**What is needed**
Collect the lines of the entries where "научный" shows up.

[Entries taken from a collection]

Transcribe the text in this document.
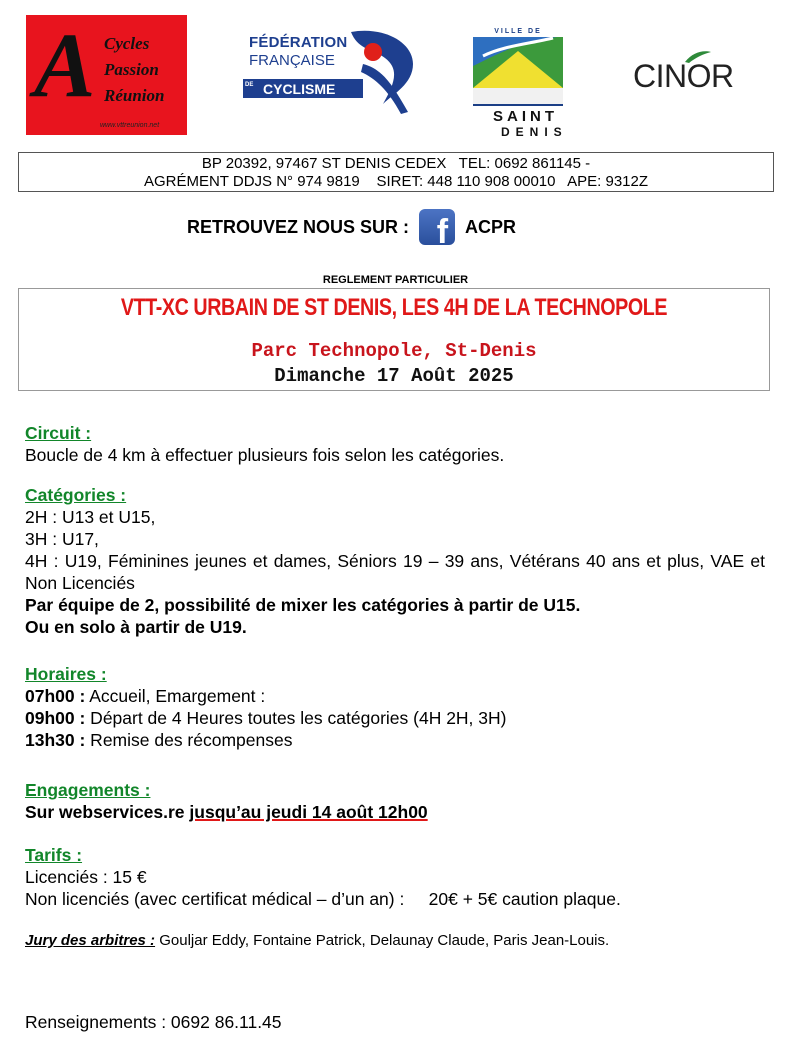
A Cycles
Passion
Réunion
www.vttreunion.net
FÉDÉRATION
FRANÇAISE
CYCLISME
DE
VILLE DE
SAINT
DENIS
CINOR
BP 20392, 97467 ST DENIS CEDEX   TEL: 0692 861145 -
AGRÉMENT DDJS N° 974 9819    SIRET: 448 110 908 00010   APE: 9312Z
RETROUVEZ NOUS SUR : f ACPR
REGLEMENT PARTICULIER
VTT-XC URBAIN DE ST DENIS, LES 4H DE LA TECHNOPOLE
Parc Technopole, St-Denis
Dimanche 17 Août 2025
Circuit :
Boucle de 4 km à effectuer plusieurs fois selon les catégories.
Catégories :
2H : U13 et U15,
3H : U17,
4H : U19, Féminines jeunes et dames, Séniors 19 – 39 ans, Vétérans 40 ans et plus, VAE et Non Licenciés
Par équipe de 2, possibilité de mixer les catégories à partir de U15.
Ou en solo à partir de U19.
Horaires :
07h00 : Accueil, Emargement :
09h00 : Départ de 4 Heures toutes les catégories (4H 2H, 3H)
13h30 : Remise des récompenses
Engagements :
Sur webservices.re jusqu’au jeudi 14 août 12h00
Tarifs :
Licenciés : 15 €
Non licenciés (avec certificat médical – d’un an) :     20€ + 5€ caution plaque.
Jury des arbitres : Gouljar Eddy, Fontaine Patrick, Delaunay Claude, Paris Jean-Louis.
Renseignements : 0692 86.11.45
--
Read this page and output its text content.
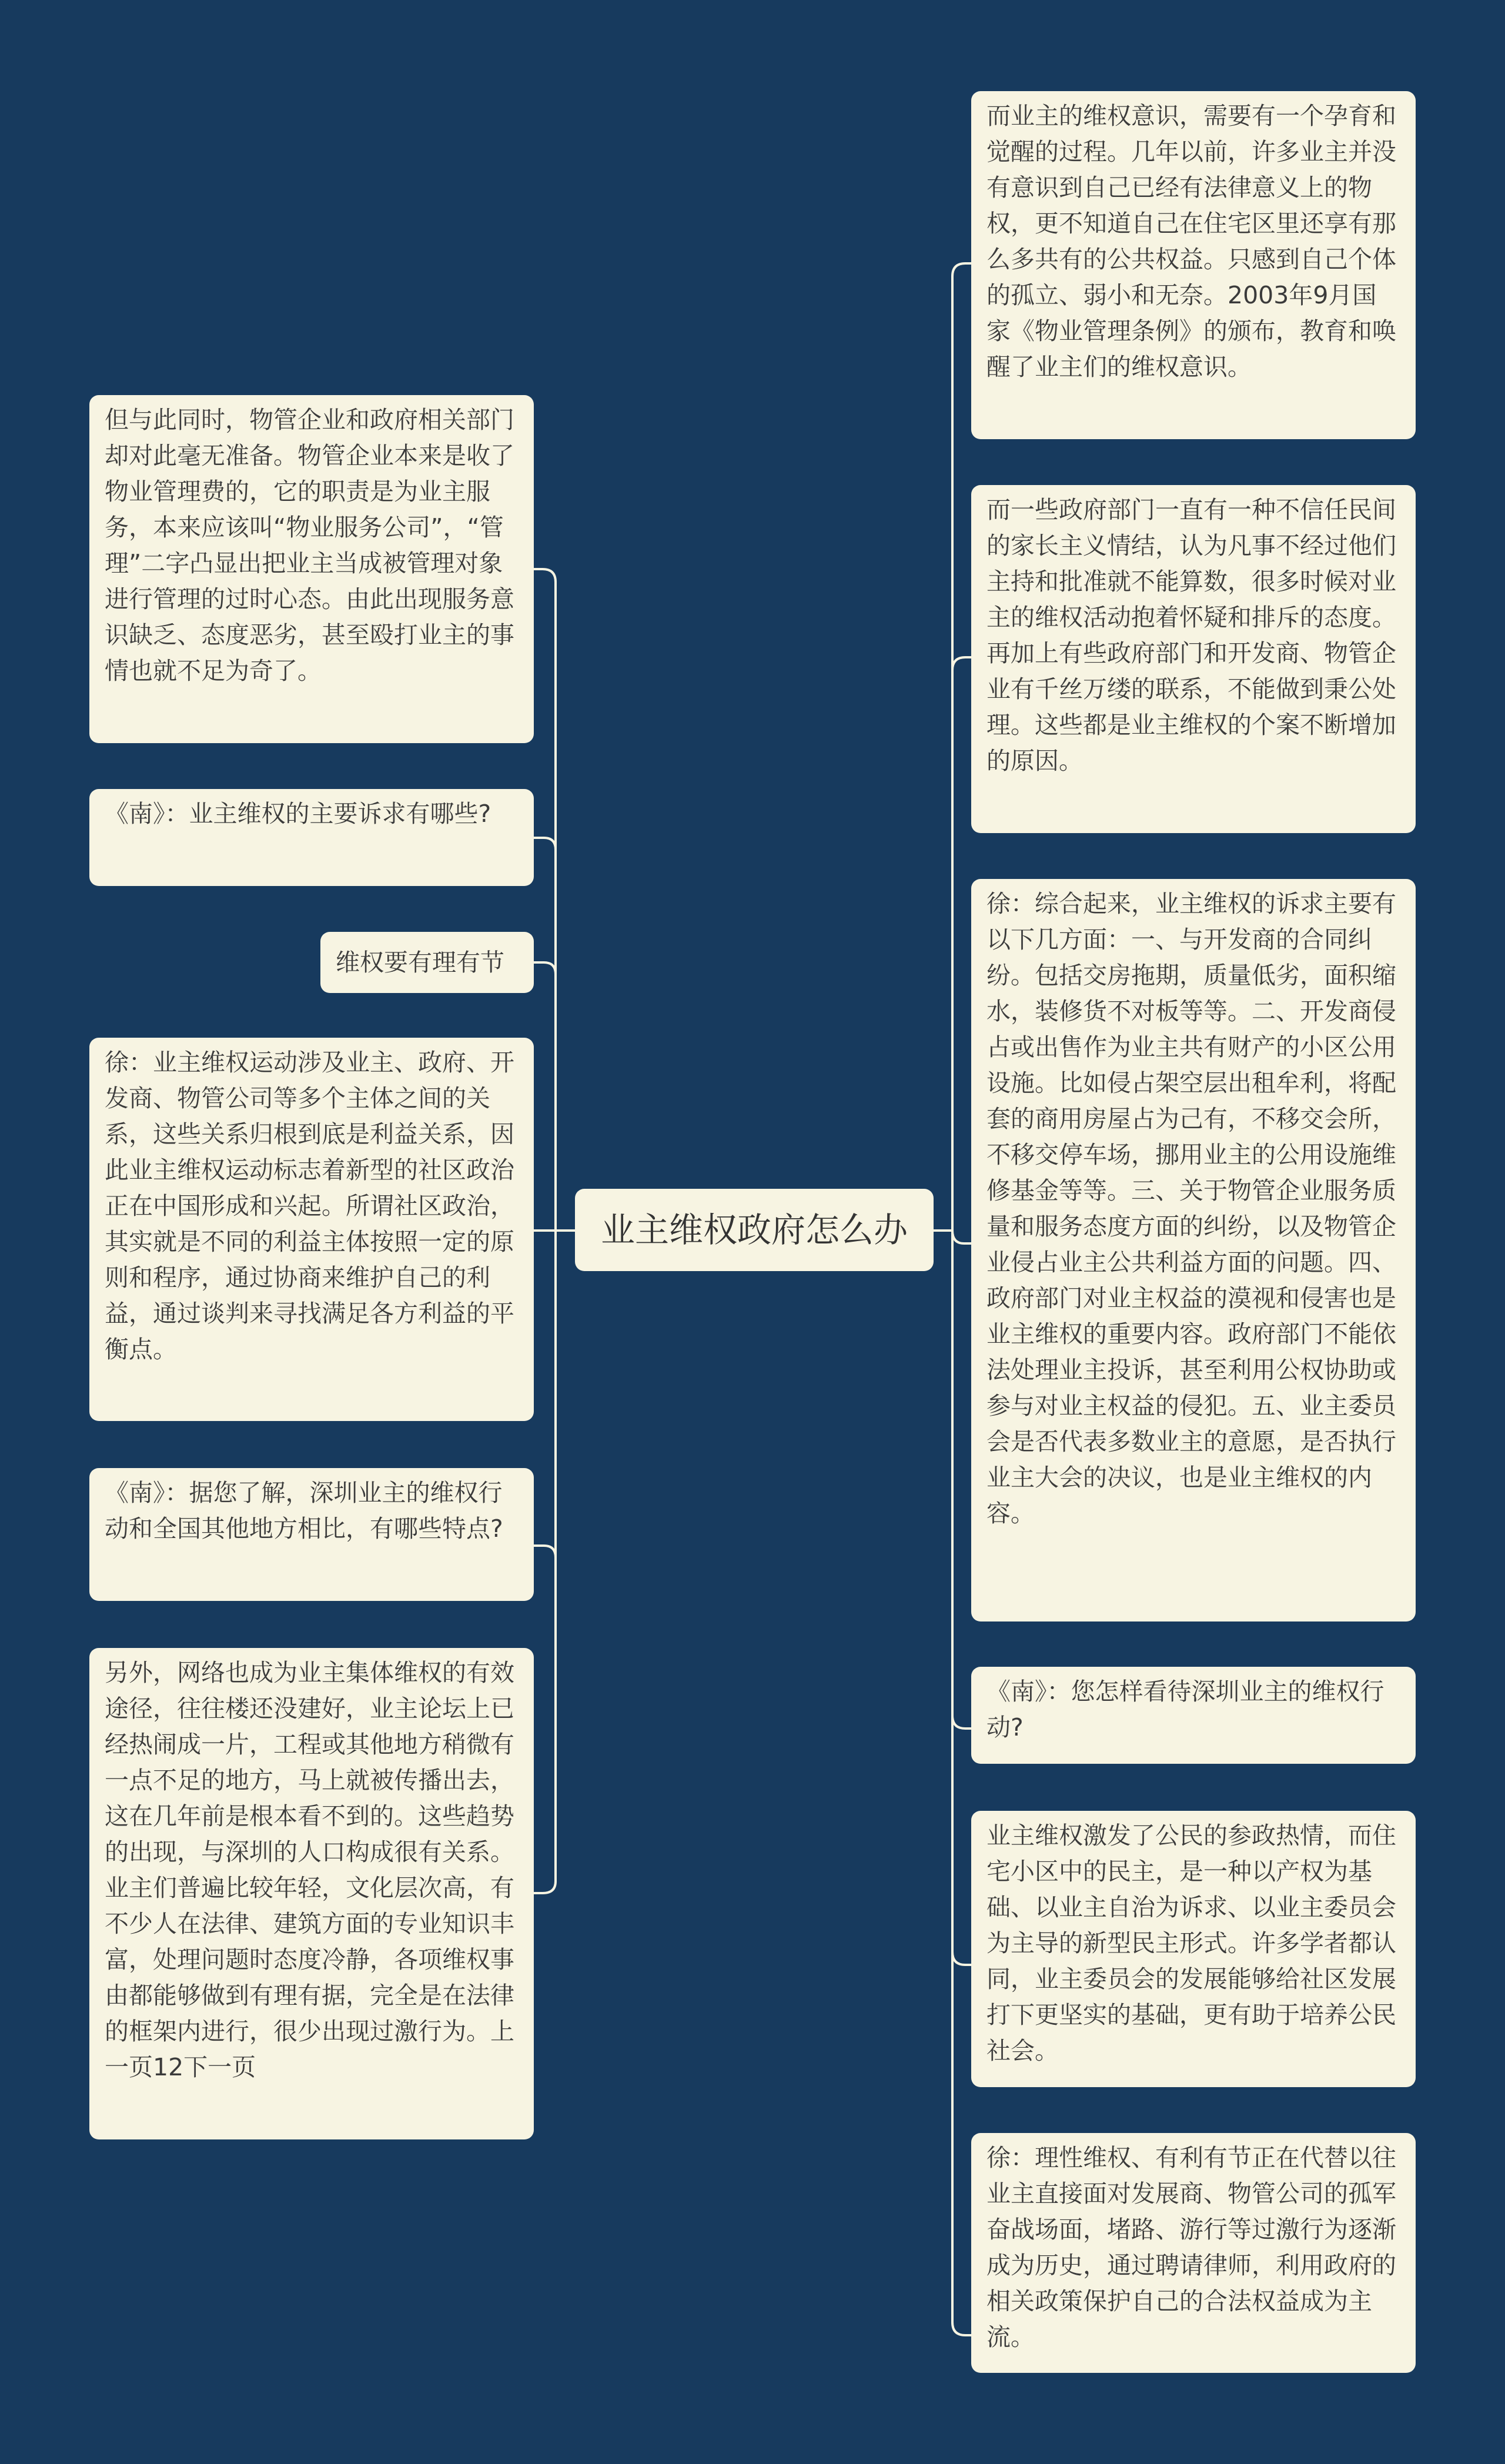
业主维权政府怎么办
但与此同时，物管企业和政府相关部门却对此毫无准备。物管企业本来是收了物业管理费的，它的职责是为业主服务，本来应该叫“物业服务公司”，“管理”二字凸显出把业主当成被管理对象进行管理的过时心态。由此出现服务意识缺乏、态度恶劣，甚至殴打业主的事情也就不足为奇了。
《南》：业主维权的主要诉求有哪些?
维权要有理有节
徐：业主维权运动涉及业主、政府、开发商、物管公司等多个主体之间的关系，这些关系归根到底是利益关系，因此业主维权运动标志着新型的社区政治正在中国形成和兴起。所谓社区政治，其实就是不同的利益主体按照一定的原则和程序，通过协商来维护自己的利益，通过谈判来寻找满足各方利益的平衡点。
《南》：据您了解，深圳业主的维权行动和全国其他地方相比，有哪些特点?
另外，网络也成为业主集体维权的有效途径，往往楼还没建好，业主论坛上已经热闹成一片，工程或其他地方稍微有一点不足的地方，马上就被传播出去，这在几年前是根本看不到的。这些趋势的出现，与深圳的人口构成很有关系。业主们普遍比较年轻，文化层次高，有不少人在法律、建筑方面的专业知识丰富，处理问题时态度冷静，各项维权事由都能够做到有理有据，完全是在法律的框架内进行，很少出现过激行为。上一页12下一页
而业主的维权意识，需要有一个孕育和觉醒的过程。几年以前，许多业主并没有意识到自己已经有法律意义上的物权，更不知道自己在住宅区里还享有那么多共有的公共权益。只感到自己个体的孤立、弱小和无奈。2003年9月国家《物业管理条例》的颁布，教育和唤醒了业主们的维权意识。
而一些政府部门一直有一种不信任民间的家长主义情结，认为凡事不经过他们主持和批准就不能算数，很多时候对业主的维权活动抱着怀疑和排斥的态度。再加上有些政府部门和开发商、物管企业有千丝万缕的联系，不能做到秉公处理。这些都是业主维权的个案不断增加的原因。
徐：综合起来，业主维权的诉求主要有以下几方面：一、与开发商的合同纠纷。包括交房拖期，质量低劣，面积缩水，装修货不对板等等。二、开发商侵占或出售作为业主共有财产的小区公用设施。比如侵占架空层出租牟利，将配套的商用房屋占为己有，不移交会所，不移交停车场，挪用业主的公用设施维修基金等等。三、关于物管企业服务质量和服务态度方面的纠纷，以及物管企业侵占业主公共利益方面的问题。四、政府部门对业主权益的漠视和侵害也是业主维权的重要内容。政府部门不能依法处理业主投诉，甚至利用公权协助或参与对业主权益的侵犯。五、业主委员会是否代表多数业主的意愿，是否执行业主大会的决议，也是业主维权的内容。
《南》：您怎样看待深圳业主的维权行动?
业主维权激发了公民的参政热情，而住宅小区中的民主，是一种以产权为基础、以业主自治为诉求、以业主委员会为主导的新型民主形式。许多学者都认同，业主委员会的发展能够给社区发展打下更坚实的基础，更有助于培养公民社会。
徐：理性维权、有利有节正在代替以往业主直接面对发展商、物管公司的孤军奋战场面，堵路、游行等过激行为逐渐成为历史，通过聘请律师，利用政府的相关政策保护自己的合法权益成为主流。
==
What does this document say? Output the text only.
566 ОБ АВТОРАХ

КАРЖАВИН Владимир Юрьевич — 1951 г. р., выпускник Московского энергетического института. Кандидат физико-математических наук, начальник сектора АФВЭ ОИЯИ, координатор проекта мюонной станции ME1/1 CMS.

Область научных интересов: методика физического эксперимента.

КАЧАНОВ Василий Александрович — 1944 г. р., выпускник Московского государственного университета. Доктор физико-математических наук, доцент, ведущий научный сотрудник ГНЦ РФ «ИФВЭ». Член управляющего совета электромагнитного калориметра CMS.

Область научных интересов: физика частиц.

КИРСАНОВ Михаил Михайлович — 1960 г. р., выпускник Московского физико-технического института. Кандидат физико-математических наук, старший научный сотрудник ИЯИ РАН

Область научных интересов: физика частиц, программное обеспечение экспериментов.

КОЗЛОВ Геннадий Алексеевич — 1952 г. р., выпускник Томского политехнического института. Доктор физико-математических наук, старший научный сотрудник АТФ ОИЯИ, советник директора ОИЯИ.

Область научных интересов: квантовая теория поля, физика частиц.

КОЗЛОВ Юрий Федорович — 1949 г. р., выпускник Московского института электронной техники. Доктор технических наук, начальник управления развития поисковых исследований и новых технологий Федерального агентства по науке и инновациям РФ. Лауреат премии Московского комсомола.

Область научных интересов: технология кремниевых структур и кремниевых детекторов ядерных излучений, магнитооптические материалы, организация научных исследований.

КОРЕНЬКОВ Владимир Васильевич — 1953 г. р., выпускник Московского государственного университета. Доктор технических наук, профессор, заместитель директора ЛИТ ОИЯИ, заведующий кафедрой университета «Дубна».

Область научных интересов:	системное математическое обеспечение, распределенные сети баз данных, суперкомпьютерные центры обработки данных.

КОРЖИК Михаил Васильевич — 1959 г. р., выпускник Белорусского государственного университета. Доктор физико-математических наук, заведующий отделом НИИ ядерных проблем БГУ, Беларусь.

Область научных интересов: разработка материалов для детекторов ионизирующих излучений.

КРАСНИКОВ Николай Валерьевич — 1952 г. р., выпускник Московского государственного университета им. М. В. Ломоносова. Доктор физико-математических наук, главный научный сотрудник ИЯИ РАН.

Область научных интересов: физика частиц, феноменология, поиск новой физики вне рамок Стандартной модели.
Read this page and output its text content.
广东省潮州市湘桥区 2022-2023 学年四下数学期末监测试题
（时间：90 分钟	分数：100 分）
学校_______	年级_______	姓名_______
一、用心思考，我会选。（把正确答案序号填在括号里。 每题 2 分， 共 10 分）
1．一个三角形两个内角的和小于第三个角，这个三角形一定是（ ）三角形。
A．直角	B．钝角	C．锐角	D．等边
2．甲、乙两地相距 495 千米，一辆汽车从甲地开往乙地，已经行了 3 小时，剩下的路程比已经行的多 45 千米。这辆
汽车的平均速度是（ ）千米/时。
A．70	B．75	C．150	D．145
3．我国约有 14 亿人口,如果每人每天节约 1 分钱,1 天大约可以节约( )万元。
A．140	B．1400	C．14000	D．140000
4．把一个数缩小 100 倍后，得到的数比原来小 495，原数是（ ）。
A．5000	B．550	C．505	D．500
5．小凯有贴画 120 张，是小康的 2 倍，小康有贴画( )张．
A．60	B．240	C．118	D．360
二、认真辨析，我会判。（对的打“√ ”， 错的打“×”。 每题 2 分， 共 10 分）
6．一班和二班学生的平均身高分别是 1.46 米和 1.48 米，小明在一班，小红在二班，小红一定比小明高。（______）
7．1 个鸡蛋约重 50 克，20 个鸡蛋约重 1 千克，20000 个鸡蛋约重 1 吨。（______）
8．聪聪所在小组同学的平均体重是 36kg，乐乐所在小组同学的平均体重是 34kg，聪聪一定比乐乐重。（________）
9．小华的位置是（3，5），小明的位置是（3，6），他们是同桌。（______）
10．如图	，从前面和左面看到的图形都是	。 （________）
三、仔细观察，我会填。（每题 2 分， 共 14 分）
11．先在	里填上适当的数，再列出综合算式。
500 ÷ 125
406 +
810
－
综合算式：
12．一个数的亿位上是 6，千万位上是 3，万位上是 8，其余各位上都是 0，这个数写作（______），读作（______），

**The answer**
КАЧАНОВ Василий Александрович — 1944 г. р., выпускник Московского государственного университета. Доктор физико-математических наук, доцент, ведущий научный сотрудник ГНЦ РФ «ИФВЭ». Член управляющего совета электромагнитного калориметра CMS.
КИРСАНОВ Михаил Михайлович — 1960 г. р., выпускник Московского физико-технического института. Кандидат физико-математических наук, старший научный сотрудник ИЯИ РАН
КОЗЛОВ Геннадий Алексеевич — 1952 г. р., выпускник Томского политехнического института. Доктор физико-математических наук, старший научный сотрудник АТФ ОИЯИ, советник директора ОИЯИ.
КРАСНИКОВ Николай Валерьевич — 1952 г. р., выпускник Московского государственного университета им. М. В. Ломоносова. Доктор физико-математических наук, главный научный сотрудник ИЯИ РАН.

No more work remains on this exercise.